BEGIN Task data

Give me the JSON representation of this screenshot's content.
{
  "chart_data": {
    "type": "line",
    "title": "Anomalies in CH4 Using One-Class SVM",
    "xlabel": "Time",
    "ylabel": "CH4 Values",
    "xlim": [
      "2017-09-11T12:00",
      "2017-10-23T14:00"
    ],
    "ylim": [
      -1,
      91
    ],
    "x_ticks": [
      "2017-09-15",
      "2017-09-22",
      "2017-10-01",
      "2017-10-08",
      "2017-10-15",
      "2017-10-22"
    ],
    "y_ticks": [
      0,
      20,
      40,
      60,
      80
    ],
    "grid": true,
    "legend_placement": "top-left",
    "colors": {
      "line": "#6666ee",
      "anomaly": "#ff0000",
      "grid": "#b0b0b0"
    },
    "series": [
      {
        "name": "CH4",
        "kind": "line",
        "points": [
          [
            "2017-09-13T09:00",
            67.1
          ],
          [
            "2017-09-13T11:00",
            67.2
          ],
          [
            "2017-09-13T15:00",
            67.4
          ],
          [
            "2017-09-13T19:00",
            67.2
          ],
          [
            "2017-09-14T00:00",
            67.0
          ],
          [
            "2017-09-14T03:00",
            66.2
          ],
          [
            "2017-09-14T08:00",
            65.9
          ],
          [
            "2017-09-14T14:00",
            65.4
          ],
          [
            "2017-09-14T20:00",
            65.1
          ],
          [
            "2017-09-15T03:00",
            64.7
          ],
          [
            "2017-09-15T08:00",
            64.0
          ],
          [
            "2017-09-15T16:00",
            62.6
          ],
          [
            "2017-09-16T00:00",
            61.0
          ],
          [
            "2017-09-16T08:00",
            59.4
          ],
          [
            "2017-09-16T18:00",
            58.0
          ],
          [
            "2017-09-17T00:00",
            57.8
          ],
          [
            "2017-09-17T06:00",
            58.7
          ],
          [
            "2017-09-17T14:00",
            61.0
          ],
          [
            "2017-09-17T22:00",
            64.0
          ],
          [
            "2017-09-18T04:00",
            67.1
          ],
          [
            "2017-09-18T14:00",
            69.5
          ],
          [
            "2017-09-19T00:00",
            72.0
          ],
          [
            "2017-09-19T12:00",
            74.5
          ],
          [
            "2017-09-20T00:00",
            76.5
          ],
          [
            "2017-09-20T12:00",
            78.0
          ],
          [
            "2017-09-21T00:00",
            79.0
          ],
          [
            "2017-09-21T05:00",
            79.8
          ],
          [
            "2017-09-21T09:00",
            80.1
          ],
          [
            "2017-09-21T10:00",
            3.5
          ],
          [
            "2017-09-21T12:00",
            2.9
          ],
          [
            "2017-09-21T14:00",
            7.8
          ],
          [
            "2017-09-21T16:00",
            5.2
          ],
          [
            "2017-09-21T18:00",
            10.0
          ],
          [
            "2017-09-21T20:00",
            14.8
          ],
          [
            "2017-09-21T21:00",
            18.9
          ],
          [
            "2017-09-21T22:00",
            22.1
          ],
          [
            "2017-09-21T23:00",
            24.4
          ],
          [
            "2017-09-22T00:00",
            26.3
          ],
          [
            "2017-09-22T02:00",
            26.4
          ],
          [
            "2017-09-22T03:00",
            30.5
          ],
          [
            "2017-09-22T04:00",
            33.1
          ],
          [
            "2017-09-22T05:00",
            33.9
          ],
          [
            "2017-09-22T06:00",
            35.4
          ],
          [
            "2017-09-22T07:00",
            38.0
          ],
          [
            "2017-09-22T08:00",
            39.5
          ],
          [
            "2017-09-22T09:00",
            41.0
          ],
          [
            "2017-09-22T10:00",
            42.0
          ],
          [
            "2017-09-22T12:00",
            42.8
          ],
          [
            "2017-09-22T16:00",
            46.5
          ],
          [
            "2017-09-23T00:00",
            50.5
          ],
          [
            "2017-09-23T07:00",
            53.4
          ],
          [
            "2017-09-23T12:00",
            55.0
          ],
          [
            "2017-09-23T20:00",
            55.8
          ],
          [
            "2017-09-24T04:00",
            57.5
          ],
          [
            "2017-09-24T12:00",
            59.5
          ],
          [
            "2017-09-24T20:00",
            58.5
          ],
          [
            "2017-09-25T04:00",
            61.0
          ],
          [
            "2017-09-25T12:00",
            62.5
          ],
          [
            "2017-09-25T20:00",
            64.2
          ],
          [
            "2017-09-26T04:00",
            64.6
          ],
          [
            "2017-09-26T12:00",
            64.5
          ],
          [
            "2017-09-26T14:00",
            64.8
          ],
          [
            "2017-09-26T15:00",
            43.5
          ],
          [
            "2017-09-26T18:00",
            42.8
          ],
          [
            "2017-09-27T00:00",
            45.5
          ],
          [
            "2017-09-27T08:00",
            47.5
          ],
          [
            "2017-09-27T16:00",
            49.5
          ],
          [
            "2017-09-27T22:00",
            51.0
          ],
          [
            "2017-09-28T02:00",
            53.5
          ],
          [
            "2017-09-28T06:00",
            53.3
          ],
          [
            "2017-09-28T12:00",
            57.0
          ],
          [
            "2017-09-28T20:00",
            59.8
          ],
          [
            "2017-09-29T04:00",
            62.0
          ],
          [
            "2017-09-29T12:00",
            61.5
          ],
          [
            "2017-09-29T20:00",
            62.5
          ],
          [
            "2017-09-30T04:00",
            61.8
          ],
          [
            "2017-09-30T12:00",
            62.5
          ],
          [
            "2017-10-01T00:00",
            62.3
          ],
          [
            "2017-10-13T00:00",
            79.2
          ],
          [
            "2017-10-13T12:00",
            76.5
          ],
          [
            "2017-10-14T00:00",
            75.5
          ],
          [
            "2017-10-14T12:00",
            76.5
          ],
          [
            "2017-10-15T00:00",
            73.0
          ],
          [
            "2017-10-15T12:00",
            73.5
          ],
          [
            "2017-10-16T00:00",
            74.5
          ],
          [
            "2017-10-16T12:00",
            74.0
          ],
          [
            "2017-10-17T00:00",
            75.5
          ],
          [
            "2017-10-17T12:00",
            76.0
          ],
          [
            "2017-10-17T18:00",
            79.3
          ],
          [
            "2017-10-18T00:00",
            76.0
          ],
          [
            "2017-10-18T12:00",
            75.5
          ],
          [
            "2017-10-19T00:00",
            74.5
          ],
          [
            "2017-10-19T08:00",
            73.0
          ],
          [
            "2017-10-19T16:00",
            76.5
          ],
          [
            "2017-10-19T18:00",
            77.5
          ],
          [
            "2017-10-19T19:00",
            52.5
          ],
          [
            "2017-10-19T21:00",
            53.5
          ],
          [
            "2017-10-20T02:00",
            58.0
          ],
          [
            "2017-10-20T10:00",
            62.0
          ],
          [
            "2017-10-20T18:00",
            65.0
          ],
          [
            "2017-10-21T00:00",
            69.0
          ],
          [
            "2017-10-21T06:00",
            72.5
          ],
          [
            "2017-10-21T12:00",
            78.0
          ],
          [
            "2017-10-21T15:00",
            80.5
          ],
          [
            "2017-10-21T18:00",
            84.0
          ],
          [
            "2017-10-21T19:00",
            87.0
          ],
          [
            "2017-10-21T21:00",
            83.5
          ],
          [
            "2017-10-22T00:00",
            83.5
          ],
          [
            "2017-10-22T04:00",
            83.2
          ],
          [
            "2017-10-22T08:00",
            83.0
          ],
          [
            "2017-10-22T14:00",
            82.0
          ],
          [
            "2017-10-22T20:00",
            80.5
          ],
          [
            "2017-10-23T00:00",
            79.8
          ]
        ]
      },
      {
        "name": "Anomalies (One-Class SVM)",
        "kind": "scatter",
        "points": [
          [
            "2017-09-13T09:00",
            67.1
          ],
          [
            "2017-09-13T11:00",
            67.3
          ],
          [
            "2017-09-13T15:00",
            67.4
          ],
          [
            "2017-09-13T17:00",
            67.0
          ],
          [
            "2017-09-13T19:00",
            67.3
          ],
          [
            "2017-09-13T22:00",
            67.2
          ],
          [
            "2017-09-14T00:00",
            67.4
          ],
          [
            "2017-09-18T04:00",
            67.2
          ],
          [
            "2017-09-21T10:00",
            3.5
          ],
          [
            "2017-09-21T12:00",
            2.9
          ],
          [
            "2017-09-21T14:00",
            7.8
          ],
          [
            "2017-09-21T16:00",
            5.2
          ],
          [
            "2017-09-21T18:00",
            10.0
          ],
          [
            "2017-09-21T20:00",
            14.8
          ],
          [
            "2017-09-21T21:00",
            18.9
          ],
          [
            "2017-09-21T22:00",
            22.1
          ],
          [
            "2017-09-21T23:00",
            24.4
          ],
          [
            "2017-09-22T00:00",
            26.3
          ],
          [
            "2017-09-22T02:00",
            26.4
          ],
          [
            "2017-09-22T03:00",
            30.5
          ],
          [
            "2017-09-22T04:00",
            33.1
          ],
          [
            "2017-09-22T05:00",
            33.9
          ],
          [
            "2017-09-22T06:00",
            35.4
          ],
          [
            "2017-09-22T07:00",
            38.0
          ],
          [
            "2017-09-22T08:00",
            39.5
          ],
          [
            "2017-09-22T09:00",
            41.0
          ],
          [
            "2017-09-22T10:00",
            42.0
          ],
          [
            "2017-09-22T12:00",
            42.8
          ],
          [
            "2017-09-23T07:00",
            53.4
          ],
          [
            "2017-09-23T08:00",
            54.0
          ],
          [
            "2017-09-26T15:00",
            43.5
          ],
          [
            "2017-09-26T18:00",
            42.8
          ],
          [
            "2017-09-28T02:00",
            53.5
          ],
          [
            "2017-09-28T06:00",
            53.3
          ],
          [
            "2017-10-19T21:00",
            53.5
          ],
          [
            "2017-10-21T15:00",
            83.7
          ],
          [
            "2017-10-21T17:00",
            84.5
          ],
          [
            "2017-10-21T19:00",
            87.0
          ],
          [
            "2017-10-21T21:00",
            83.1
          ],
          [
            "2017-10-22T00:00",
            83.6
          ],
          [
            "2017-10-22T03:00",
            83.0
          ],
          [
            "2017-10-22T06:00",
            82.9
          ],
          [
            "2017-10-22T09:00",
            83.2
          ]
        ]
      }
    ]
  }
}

END Task data

▶ _Problem requirements_
Identify the lines in the entries above that contain "name", then copy them out.

▶ _Result below_
        "name": "CH4",
        "name": "Anomalies (One-Class SVM)",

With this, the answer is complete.